* PROBLEM REQUIREMENTS *
Output the material below in its entirety, exactly as given.

____ DATA EXTRACT

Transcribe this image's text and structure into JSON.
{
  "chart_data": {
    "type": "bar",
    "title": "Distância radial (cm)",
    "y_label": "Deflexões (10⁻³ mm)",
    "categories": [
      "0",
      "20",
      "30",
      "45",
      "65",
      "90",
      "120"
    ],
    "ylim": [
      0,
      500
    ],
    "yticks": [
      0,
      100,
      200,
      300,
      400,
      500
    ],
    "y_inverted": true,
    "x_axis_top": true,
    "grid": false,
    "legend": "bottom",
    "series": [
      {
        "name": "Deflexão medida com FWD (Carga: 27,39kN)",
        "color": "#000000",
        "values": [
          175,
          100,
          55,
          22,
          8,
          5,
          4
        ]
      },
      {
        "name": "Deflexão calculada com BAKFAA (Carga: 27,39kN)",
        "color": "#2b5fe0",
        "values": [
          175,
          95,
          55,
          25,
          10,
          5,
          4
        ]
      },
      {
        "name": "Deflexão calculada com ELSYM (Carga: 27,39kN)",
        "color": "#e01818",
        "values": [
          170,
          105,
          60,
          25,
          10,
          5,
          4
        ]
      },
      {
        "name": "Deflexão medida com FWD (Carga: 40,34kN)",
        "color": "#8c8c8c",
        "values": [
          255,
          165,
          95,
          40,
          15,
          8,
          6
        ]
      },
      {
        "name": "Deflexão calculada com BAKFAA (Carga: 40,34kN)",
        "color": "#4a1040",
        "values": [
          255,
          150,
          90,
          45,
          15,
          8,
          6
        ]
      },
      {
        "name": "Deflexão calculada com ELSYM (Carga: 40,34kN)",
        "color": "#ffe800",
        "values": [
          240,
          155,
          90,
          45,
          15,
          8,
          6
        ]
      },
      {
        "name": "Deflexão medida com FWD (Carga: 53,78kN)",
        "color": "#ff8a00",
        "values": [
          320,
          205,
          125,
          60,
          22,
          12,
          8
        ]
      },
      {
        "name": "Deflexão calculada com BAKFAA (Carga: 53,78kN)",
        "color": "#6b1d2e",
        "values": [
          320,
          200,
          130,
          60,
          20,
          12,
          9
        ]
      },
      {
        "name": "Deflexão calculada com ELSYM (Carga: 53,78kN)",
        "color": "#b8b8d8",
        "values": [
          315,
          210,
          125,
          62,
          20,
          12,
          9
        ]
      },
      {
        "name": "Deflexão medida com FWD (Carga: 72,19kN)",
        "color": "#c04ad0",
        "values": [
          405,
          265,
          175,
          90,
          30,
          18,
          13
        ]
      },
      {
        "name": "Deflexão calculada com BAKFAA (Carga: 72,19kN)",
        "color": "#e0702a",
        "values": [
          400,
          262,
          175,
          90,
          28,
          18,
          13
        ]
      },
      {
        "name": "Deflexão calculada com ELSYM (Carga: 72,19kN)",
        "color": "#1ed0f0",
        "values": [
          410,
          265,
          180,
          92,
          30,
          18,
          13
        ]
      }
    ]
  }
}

________

* TASK ANSWER *
Transcribe this image's text and structure into JSON.
{
  "chart_data": {
    "type": "bar",
    "title": "Distância radial (cm)",
    "y_label": "Deflexões (10⁻³ mm)",
    "categories": [
      "0",
      "20",
      "30",
      "45",
      "65",
      "90",
      "120"
    ],
    "ylim": [
      0,
      500
    ],
    "yticks": [
      0,
      100,
      200,
      300,
      400,
      500
    ],
    "y_inverted": true,
    "x_axis_top": true,
    "grid": false,
    "legend": "bottom",
    "series": [
      {
        "name": "Deflexão medida com FWD (Carga: 27,39kN)",
        "color": "#000000",
        "values": [
          175,
          100,
          55,
          22,
          8,
          5,
          4
        ]
      },
      {
        "name": "Deflexão calculada com BAKFAA (Carga: 27,39kN)",
        "color": "#2b5fe0",
        "values": [
          175,
          95,
          55,
          25,
          10,
          5,
          4
        ]
      },
      {
        "name": "Deflexão calculada com ELSYM (Carga: 27,39kN)",
        "color": "#e01818",
        "values": [
          170,
          105,
          60,
          25,
          10,
          5,
          4
        ]
      },
      {
        "name": "Deflexão medida com FWD (Carga: 40,34kN)",
        "color": "#8c8c8c",
        "values": [
          255,
          165,
          95,
          40,
          15,
          8,
          6
        ]
      },
      {
        "name": "Deflexão calculada com BAKFAA (Carga: 40,34kN)",
        "color": "#4a1040",
        "values": [
          255,
          150,
          90,
          45,
          15,
          8,
          6
        ]
      },
      {
        "name": "Deflexão calculada com ELSYM (Carga: 40,34kN)",
        "color": "#ffe800",
        "values": [
          240,
          155,
          90,
          45,
          15,
          8,
          6
        ]
      },
      {
        "name": "Deflexão medida com FWD (Carga: 53,78kN)",
        "color": "#ff8a00",
        "values": [
          320,
          205,
          125,
          60,
          22,
          12,
          8
        ]
      },
      {
        "name": "Deflexão calculada com BAKFAA (Carga: 53,78kN)",
        "color": "#6b1d2e",
        "values": [
          320,
          200,
          130,
          60,
          20,
          12,
          9
        ]
      },
      {
        "name": "Deflexão calculada com ELSYM (Carga: 53,78kN)",
        "color": "#b8b8d8",
        "values": [
          315,
          210,
          125,
          62,
          20,
          12,
          9
        ]
      },
      {
        "name": "Deflexão medida com FWD (Carga: 72,19kN)",
        "color": "#c04ad0",
        "values": [
          405,
          265,
          175,
          90,
          30,
          18,
          13
        ]
      },
      {
        "name": "Deflexão calculada com BAKFAA (Carga: 72,19kN)",
        "color": "#e0702a",
        "values": [
          400,
          262,
          175,
          90,
          28,
          18,
          13
        ]
      },
      {
        "name": "Deflexão calculada com ELSYM (Carga: 72,19kN)",
        "color": "#1ed0f0",
        "values": [
          410,
          265,
          180,
          92,
          30,
          18,
          13
        ]
      }
    ]
  }
}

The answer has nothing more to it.